Instruction: Scan the listing below. Report each line that includes "They".
======== The records
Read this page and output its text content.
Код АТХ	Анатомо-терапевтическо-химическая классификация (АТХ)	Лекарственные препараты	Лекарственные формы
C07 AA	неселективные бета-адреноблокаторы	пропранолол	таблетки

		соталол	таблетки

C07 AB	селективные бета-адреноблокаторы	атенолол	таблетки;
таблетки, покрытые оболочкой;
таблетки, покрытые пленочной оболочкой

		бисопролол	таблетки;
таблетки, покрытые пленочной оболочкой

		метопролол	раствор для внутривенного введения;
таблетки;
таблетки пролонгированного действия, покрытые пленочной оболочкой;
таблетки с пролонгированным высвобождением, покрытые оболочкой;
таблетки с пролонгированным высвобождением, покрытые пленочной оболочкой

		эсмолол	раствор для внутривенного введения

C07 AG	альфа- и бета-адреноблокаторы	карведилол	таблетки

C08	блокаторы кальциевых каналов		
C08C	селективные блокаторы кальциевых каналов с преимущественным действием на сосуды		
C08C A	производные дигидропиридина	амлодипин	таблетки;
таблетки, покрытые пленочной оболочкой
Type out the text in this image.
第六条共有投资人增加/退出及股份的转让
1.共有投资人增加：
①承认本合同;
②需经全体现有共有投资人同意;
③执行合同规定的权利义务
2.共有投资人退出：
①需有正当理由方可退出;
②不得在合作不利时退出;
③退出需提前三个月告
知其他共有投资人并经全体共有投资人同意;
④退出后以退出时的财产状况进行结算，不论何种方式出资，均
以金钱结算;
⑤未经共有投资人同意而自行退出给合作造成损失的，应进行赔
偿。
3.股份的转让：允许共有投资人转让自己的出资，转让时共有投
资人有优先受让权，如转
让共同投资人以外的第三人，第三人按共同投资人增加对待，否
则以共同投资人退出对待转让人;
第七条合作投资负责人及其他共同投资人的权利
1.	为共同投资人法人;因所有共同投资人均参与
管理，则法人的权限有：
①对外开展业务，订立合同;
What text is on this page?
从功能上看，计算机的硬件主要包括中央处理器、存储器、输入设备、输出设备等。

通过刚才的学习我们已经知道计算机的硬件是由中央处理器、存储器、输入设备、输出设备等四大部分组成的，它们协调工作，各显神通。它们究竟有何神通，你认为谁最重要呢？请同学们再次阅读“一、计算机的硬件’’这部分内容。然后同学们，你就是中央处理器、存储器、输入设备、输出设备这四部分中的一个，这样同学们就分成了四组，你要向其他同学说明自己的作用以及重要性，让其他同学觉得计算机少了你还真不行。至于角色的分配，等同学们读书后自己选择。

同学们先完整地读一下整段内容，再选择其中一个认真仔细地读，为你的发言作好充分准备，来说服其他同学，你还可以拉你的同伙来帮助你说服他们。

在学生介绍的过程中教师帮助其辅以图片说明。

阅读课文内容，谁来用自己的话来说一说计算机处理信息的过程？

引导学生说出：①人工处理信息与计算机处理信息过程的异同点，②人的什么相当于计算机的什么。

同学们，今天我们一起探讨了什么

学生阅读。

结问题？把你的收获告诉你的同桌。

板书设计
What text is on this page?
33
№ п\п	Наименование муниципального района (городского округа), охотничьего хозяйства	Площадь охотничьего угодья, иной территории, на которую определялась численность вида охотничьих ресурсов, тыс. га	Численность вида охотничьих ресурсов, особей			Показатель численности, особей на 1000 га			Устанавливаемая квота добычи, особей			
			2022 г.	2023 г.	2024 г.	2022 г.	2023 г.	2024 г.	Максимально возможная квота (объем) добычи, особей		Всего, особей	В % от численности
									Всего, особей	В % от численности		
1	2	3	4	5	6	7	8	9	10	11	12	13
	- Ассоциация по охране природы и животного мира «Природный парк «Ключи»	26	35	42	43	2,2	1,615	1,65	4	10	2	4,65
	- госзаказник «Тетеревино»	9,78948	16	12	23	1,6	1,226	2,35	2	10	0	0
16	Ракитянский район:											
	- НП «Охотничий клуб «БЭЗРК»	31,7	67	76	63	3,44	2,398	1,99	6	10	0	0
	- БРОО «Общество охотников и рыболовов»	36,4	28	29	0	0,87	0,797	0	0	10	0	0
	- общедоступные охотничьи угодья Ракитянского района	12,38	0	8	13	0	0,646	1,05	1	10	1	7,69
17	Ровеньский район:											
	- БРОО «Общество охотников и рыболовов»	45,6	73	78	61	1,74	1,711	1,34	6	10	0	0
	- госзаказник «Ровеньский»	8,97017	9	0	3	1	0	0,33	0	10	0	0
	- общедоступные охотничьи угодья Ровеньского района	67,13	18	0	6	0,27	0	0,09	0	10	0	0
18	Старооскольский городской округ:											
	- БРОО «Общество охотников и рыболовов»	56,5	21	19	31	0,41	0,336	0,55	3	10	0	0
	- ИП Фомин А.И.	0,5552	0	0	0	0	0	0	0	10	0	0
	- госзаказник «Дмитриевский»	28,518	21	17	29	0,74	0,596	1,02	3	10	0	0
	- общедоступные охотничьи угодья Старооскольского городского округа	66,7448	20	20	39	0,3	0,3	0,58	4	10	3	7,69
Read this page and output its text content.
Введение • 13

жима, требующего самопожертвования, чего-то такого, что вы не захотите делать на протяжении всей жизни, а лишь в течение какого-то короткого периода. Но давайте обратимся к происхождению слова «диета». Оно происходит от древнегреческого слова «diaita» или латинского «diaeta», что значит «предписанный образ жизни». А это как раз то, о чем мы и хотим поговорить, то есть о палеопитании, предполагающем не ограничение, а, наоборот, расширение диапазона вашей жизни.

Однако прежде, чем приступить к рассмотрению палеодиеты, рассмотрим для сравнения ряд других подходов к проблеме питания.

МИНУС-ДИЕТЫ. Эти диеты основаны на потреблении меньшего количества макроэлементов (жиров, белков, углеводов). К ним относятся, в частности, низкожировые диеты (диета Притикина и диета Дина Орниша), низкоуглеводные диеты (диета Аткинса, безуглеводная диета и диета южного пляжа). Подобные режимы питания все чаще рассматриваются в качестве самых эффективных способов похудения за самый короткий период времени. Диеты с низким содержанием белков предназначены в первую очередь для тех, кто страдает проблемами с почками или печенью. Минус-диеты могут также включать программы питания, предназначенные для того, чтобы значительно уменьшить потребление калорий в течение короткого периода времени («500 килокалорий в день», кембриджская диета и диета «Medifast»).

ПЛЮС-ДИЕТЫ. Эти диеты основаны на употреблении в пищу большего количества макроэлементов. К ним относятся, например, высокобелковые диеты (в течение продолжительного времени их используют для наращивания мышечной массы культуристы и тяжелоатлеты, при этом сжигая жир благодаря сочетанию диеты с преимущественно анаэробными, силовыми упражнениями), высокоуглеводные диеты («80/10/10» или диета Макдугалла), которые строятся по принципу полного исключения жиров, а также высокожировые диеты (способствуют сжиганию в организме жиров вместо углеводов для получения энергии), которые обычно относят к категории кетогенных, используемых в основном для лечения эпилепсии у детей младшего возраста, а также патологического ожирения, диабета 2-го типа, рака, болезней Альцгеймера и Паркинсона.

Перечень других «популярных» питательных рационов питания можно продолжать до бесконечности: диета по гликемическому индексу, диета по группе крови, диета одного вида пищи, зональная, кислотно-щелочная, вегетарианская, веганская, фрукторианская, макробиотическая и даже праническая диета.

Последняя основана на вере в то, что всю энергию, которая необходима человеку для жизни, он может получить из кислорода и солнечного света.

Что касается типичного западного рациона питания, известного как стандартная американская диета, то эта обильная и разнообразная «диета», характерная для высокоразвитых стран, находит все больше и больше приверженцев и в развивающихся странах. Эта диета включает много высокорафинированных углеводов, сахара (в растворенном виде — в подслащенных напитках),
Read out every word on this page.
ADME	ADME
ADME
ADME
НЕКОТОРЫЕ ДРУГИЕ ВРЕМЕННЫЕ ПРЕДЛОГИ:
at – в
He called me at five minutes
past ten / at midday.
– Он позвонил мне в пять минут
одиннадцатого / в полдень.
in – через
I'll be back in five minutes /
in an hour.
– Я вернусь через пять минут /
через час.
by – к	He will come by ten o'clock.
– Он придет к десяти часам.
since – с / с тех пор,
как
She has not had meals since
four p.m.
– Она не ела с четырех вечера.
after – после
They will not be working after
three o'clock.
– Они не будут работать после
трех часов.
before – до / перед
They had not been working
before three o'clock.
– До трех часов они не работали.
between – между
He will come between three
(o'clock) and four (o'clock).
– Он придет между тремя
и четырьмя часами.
================
Response below:
They will not be working after
They had not been working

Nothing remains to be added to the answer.